DIRECTIVE
Gather all lines in the entries below that include the word "text".

[Collected data entries]
══════

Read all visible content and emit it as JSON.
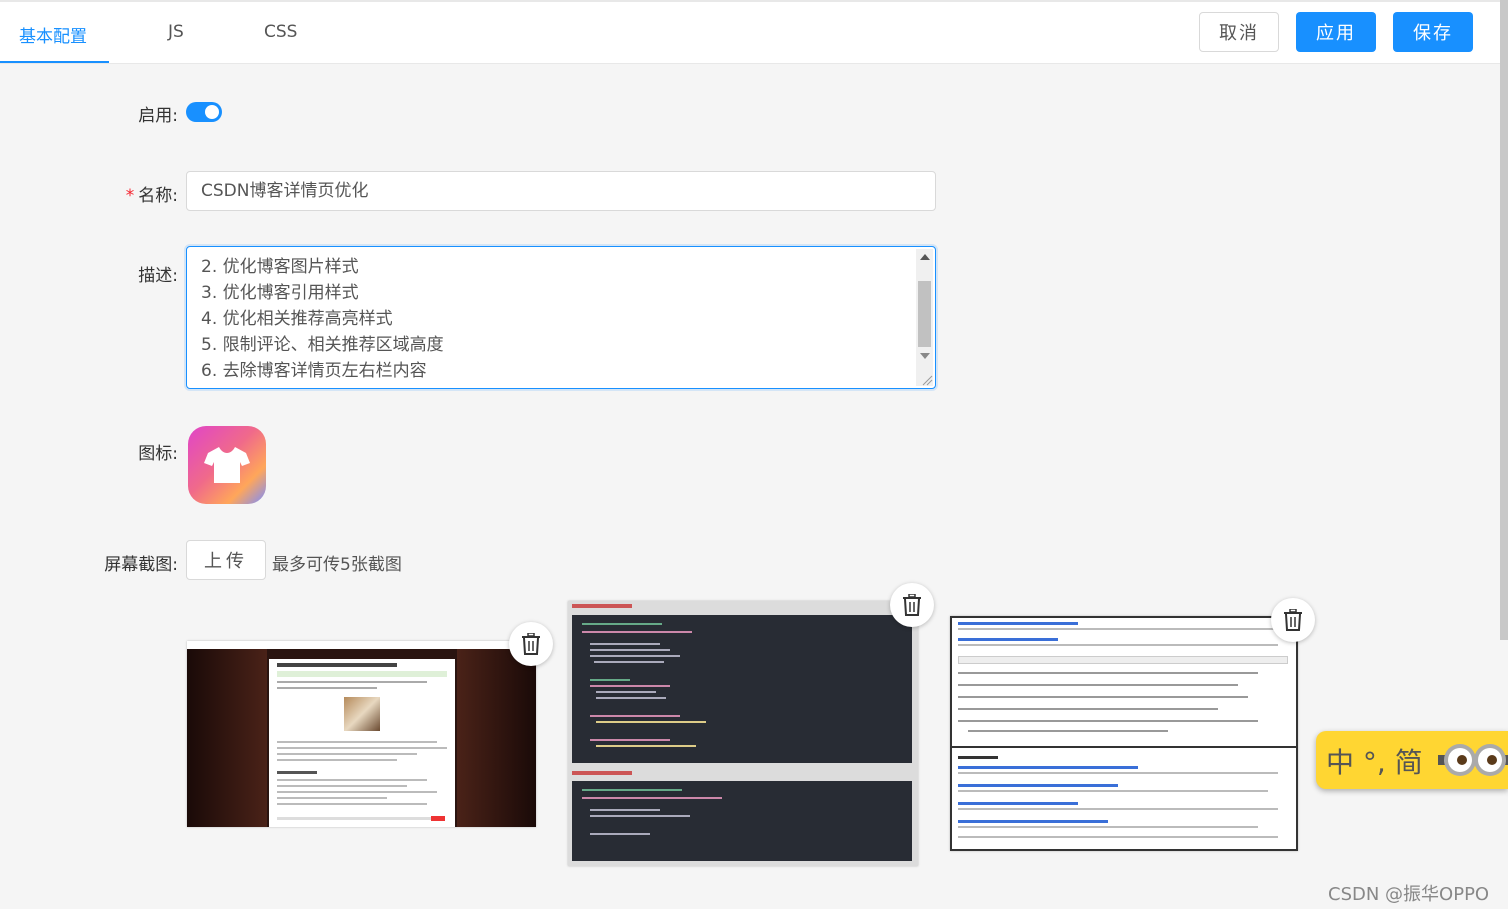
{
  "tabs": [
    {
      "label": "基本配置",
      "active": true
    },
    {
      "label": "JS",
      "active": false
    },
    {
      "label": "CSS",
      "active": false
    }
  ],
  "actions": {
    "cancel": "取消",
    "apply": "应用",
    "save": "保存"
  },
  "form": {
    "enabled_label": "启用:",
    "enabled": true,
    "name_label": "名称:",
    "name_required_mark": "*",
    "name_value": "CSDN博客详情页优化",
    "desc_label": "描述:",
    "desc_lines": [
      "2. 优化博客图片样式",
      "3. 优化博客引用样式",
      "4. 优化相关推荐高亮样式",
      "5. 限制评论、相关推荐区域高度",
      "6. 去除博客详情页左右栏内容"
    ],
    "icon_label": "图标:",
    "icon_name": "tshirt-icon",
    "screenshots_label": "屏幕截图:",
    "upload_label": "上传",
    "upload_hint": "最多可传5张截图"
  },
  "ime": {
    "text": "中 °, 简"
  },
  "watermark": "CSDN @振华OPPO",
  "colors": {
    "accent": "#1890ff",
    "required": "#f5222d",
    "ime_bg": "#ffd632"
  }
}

══════

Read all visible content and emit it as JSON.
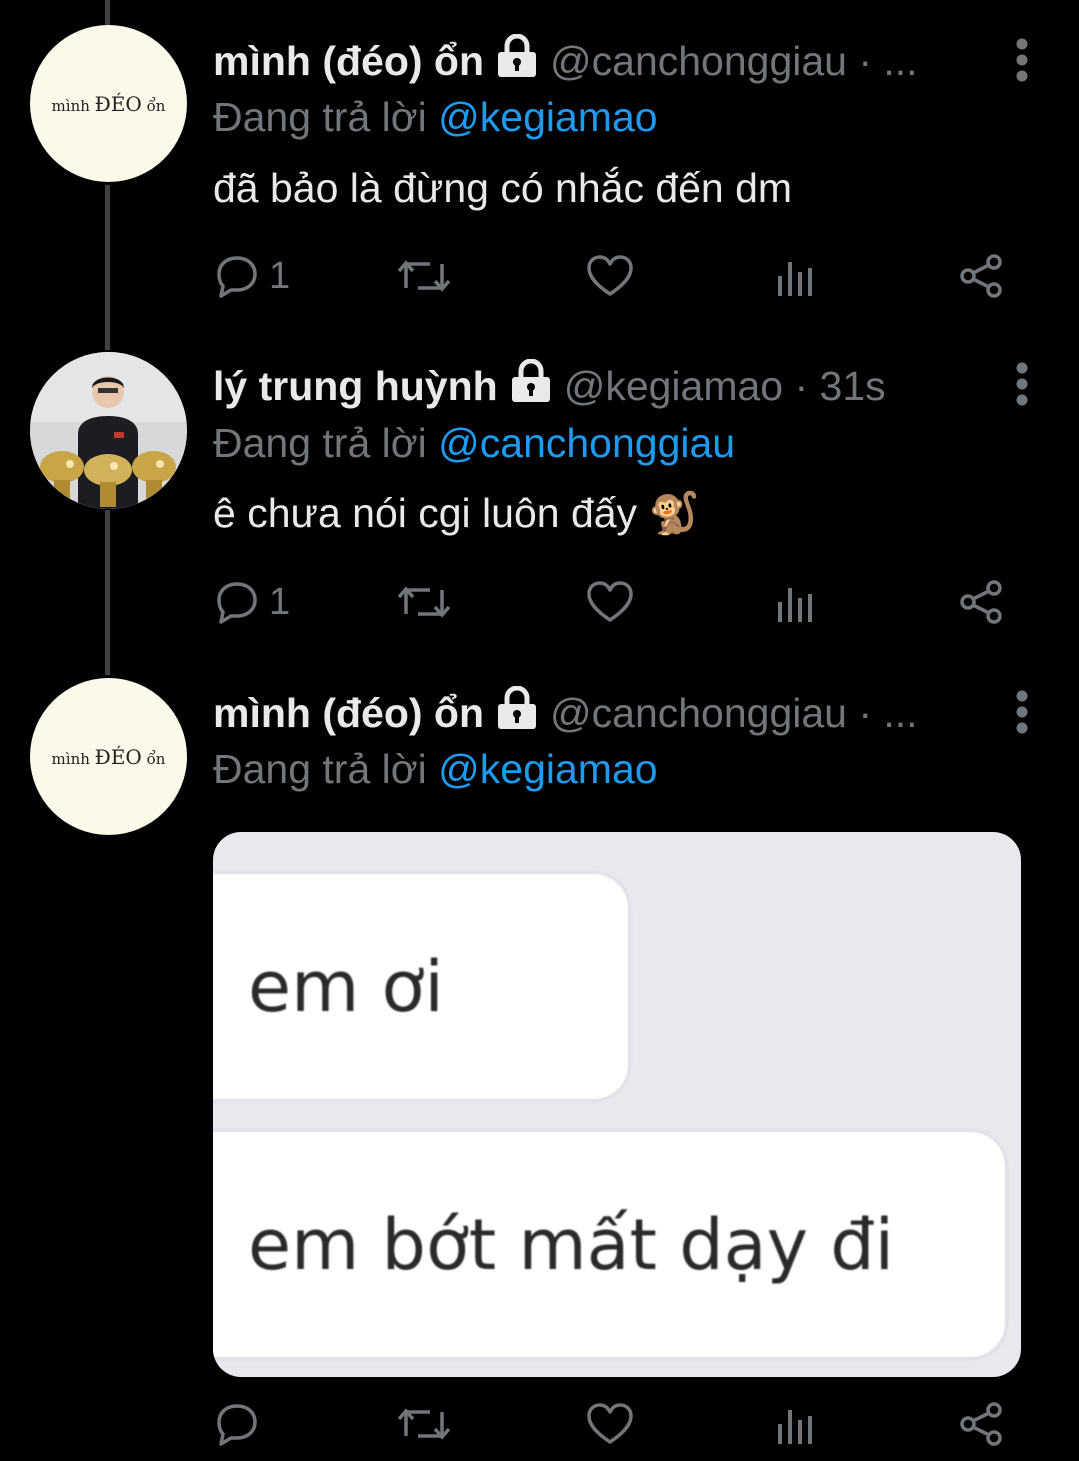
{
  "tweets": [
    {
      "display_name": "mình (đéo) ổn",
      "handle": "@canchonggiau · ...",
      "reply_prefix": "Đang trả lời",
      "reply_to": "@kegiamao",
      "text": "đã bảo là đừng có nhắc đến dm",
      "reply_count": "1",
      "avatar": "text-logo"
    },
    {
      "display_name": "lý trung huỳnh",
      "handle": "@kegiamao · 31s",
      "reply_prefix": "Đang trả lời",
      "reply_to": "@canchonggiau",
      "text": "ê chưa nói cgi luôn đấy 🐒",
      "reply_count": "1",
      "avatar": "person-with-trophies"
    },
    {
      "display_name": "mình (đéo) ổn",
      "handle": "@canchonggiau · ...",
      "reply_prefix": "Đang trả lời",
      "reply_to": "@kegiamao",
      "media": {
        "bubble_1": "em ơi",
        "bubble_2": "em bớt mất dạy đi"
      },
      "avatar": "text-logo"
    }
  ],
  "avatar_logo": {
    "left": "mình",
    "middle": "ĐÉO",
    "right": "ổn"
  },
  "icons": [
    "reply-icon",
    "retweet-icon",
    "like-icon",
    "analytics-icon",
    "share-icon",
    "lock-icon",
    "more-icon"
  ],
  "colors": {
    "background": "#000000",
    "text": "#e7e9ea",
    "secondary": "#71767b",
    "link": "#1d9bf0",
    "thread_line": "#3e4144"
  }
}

══════

ANSWER TO THE PROBLEM
    "text": "中 °, 简"
      "text": "đã bảo là đừng có nhắc đến dm",
      "avatar": "text-logo"
      "text": "ê chưa nói cgi luôn đấy 🐒",
      "avatar": "text-logo"
    "text": "#e7e9ea",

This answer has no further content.